» Required work
**A.** In the podcast episode summary about China's influence, check each statement: (i) China has spent 12 years on its Belt and Road program; (ii) this episode is the first of a three-part series; (iii) Daniel Bach hosts the episode. For each, answer yes or no and quote the deciding words.
**B.** Write the next part of the podcast episode summary about China's influence, starting after its last line.

» Extract to read
***

WSJ What’s News
China Has Been Building Influence for Years. How Will Trump Respond?
Sun, 09 Mar 2025
While China has spent the past 12 years growing its friend circle through its $1 trillion Belt and Road infrastructure program, the U.S. has struggled to come up with a comprehensive response. Could President Trump’s more aggressive approach to diplomacy mean Beijing will meet greater resistance, or will it open more doors for Xi Jinping? In the final episode of our three-part series, “Building Influence,” WSJ reporter Vera Bergengruen, Harvard Kennedy School’s Rana Mitter and the Council on Foreign Relations’ David Sacks discuss how the U.S. has tried to push back on Beijing's expanding footprint so far, and former Trump administration officials J. Peter Pham and David Malpass weigh in on how the president could counter China. Daniel Bach hosts. Check out the full series, or catch up on the first and second parts. Further Reading: How China Capitalized on U.S. Indifference in Latin America How the U.S. Is Derailing China’s Influence in Africa Why Trump Sees a Chinese Threat at the Panama Canal, and Locals Don’t A New Chinese Megaport in South America Is Rattling the U.S. How Much the U.S. Spent on Foreign Aid—and Where It Went Learn more about your ad choices. Visit megaphone.fm/adchoices
Chapter 1: How has China expanded its influence through the Belt and Road Initiative?

***

» Data provided
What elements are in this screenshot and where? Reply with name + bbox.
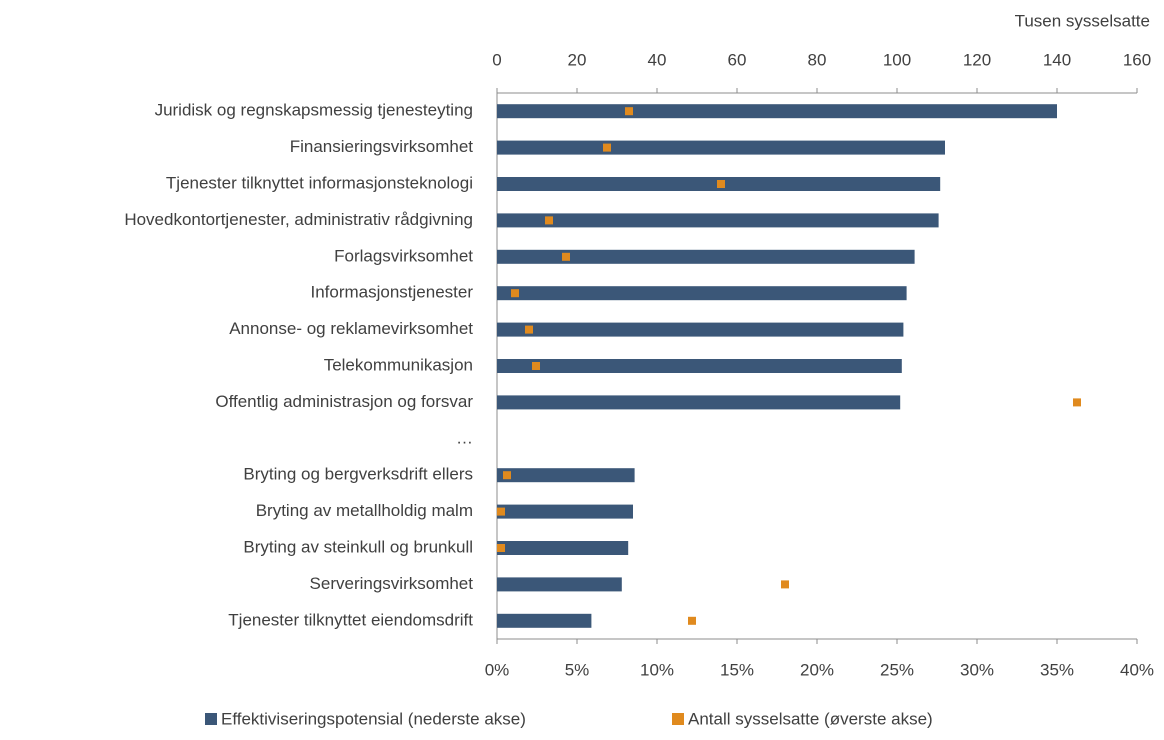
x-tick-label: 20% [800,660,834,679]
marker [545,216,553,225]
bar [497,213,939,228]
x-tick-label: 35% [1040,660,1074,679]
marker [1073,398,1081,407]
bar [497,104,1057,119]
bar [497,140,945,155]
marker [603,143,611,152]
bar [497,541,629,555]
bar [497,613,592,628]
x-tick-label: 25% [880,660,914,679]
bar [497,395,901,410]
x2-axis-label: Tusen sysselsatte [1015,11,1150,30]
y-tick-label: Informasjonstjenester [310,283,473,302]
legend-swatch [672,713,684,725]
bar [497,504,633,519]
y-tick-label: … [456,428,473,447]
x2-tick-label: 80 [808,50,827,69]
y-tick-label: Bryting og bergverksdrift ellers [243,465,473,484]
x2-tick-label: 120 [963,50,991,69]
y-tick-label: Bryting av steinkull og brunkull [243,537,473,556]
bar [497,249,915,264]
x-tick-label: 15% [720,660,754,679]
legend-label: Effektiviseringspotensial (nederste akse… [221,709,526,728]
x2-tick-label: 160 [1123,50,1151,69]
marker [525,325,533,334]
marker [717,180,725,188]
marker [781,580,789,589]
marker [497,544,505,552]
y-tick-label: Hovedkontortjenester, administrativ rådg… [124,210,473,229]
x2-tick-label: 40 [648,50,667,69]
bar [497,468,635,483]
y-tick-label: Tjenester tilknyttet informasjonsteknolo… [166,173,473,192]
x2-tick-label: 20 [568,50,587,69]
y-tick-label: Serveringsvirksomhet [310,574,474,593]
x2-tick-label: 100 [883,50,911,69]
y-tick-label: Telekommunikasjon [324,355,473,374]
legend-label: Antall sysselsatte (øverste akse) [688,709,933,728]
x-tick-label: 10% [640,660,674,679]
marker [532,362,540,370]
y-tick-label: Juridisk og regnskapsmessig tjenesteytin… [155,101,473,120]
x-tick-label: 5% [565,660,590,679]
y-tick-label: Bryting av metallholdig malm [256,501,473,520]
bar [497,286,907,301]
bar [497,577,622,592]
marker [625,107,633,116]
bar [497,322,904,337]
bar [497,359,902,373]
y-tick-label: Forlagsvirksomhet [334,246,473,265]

***

» Outputs for the tasks
**A.**
(i) Yes: "China has spent the past 12 years growing its friend circle through its $1 trillion Belt and Road infrastructure program"
(ii) No: "In the final episode of our three-part series"
(iii) Yes: "Daniel Bach hosts."

**B.**
Panama, where China had been building influence through its Belt and Road Initiative, the trillion-dollar infrastructure lending program Beijing has used to plant its flag in more than 150 countries. Trump's vow to seize back the canal and push out China is part of a broader and still evolving approach to counter Beijing in places where a lack of U.S.
presence or interest has allowed a new partner to move in. I'm Luke Vargas for The Wall Street Journal. And in today's final episode of our What's News Sunday series, Building Influence, my colleague Daniel Bach will be looking at what the U.S. has done to respond to Belt and Road and whether Trump's early actions in office could signal a new, more aggressive approach.
Chapter 2: What is President Trump's strategy concerning China's influence in Panama?
China's involved with the Panama Canal. They won't be for long. And that's the way it has to be. Marco just got back, as you know. He's in the process of...
In the early days of Donald Trump's second term, he dispatched America's top diplomat, Secretary of State Marco Rubio, to a surprising place for a first trip abroad. Panama in Central America became ground zero for Trump's plan to hit back at China's growing influence in America's backyard.
4% of global trade is ferried along Panama's 50-mile canal between the Pacific and Atlantic Oceans, and Trump was threatening to take control of it. The significance of the decision was clear. Panama was the first Latin American nation to officially join Beijing's Belt and Road Initiative back in 2017.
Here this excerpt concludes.